Scan the entries below. List each line with "this".
• • • • • • •
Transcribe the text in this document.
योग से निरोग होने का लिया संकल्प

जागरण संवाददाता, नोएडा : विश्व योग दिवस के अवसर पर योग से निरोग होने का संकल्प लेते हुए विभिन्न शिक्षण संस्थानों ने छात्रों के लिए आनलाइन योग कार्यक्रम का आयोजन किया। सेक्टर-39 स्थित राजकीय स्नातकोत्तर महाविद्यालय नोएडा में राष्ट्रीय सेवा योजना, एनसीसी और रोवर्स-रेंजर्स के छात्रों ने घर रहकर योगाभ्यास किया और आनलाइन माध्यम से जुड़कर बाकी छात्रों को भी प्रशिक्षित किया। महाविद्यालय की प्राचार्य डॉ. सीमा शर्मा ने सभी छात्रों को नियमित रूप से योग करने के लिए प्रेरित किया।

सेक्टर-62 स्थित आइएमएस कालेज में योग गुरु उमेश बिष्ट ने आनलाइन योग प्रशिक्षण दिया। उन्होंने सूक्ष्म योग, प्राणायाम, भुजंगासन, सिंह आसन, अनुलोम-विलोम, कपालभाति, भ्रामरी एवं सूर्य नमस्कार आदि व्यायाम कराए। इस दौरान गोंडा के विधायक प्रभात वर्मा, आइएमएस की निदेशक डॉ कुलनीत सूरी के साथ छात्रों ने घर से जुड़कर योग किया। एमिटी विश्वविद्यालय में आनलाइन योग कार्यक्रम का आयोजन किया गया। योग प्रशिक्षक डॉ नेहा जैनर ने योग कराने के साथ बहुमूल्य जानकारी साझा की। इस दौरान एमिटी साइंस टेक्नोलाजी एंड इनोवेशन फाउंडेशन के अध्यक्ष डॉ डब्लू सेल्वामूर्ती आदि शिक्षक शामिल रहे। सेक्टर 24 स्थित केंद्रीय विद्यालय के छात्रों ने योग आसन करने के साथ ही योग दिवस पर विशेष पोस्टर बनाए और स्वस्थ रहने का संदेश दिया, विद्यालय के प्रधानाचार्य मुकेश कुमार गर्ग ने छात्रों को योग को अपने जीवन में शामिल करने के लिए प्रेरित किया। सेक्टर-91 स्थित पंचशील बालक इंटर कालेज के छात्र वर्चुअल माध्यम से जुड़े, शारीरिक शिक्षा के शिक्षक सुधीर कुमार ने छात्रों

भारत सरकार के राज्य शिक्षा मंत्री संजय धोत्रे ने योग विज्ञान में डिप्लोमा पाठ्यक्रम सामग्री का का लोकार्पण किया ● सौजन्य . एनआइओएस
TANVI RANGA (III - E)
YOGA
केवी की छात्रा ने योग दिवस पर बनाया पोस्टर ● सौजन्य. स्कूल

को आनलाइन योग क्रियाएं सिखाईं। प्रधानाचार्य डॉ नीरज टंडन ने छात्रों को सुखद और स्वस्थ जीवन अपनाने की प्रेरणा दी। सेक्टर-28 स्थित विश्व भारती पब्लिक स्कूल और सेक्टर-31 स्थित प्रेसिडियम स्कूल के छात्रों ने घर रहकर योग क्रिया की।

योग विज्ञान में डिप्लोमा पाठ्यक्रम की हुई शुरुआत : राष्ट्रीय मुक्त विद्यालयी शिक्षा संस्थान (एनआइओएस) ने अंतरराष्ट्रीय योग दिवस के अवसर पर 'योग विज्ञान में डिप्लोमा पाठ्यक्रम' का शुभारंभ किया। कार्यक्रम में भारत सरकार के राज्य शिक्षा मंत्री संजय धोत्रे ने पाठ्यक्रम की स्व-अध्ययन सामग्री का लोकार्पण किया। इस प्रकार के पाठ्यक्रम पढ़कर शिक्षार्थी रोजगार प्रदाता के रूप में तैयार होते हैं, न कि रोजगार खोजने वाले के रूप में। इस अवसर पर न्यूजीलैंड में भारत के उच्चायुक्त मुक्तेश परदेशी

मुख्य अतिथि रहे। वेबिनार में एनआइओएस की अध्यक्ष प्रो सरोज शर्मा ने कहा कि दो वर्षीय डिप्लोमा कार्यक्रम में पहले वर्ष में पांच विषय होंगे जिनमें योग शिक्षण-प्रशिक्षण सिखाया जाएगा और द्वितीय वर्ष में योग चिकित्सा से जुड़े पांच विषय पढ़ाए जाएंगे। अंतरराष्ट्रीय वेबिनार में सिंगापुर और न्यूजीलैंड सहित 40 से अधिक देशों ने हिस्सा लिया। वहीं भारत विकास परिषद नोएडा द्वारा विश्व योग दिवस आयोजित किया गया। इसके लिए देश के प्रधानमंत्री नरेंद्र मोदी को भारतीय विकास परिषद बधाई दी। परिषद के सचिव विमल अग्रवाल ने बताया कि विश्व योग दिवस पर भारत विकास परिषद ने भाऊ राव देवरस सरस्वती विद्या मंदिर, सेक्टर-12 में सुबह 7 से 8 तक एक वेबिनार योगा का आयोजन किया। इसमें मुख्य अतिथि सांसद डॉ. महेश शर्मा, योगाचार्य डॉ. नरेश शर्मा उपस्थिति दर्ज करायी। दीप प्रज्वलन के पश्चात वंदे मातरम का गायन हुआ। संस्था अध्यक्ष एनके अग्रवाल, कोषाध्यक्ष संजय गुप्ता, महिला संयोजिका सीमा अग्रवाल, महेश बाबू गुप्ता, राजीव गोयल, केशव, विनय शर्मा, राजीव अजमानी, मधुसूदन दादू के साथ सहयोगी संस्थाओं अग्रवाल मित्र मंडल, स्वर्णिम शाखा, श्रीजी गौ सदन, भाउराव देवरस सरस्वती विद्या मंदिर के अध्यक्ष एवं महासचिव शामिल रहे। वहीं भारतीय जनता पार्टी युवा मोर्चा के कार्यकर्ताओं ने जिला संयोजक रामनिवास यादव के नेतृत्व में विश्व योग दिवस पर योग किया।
• • • • • • •
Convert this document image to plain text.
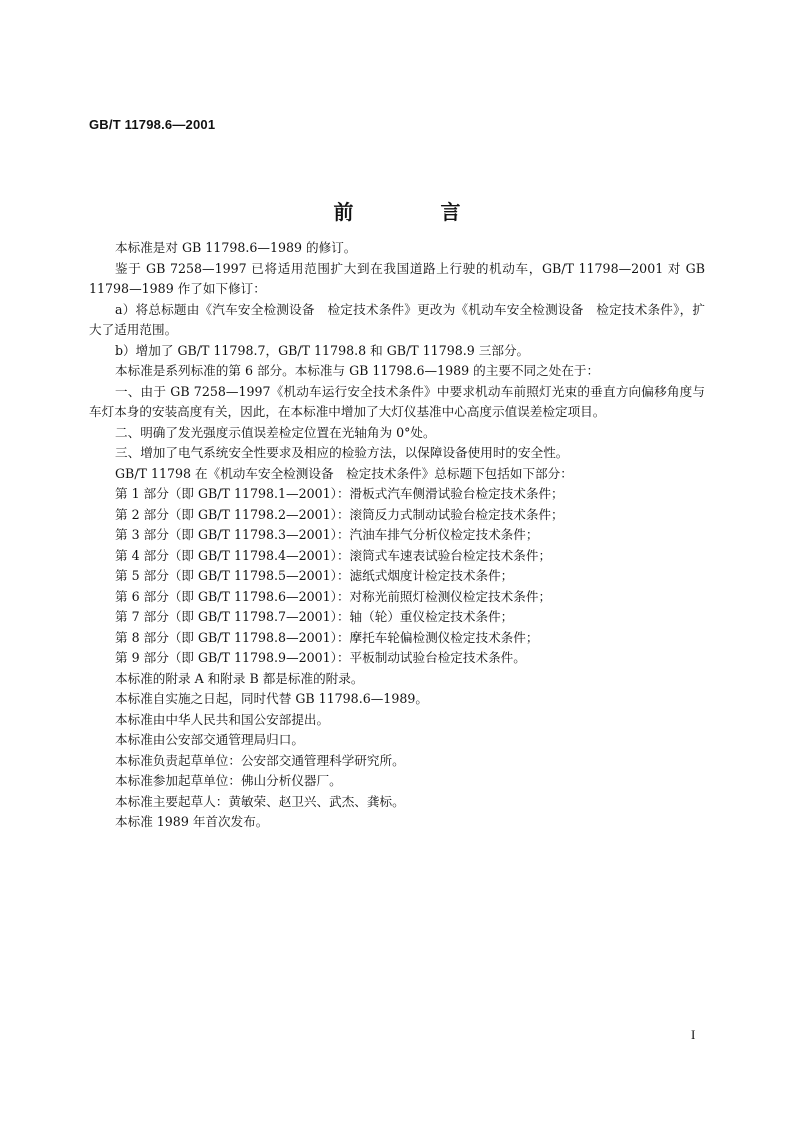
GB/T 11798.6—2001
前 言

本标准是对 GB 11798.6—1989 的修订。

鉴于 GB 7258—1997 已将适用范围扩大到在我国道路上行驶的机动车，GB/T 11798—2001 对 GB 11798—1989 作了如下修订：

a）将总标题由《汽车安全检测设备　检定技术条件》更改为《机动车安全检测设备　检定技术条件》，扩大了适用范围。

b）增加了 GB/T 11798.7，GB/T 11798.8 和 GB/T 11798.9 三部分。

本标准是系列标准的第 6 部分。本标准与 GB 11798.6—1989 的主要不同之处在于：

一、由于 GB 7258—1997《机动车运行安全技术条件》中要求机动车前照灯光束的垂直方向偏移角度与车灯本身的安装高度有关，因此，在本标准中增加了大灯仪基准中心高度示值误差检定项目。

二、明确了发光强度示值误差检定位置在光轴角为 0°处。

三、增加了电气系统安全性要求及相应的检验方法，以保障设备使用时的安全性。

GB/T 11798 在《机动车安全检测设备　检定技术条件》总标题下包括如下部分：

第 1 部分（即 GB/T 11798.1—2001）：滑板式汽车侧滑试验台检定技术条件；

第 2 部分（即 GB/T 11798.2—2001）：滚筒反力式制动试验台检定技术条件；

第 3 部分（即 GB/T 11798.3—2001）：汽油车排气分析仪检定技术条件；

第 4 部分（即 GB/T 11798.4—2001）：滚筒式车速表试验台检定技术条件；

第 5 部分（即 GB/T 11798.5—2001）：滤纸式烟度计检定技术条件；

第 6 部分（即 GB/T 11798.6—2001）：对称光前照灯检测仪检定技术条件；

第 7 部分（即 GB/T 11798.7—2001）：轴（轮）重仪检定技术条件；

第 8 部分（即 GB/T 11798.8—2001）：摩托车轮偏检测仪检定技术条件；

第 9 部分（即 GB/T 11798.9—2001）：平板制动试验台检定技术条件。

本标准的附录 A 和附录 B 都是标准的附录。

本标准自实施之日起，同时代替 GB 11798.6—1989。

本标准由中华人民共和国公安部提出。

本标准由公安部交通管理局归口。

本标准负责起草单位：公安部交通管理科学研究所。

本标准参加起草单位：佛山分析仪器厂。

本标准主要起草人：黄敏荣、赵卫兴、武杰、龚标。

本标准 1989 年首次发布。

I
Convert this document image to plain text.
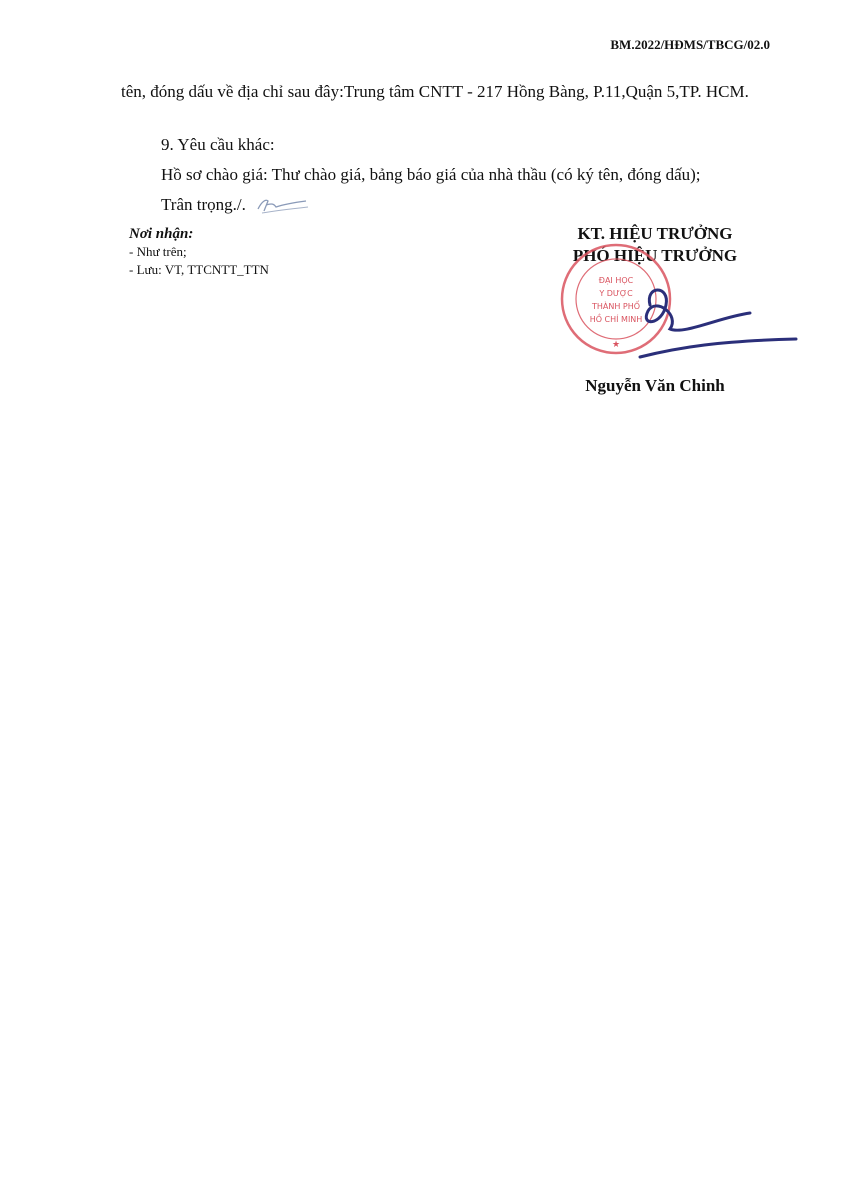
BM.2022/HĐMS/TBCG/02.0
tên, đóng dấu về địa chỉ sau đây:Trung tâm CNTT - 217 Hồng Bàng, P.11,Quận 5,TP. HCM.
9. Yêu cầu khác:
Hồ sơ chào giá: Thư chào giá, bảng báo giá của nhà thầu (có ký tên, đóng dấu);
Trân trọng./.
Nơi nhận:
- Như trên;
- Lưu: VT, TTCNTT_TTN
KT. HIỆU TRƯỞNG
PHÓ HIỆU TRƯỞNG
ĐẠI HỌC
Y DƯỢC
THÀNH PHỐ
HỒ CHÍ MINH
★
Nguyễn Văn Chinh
• • • • • • •
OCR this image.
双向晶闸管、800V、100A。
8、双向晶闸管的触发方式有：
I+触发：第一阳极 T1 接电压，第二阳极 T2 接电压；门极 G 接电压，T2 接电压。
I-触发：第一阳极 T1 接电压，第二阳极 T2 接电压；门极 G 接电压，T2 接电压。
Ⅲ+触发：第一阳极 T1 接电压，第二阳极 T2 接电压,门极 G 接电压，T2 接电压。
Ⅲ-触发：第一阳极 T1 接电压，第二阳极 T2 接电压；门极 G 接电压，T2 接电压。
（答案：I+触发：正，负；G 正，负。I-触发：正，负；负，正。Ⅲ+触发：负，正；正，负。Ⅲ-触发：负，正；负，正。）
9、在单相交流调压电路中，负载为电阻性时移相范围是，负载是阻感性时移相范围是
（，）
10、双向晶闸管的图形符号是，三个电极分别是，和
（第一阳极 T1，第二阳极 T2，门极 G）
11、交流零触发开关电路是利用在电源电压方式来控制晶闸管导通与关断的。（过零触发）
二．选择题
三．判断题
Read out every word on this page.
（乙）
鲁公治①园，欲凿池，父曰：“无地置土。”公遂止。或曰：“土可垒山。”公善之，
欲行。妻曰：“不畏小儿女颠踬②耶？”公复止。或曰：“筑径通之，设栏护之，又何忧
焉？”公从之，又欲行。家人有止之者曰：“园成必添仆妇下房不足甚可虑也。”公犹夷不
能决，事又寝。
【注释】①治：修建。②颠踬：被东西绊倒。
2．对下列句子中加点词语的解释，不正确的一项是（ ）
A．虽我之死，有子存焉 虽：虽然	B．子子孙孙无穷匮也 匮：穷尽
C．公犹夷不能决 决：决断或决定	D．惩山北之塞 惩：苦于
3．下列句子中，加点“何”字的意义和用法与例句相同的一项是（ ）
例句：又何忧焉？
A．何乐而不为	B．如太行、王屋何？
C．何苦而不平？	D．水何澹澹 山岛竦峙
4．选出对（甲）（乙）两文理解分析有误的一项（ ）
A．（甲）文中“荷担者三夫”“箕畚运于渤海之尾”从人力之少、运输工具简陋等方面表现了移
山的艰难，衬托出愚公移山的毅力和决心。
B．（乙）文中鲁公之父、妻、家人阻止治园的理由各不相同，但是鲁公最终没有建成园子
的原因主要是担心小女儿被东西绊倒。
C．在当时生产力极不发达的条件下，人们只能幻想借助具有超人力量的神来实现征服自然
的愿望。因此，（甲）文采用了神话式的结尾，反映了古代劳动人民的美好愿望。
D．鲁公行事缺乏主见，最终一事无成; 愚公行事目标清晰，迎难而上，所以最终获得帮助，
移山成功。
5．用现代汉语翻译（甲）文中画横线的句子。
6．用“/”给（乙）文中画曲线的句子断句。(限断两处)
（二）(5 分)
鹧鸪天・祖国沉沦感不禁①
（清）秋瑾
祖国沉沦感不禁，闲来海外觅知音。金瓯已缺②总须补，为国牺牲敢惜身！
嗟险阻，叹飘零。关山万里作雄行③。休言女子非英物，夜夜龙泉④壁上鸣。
• • • • • • •
:: Solution ::
Transcribe the text in this document.
Convert this document image to plain text.
Convert this document image to plain text.
OCR this image.
Read out every word on this page.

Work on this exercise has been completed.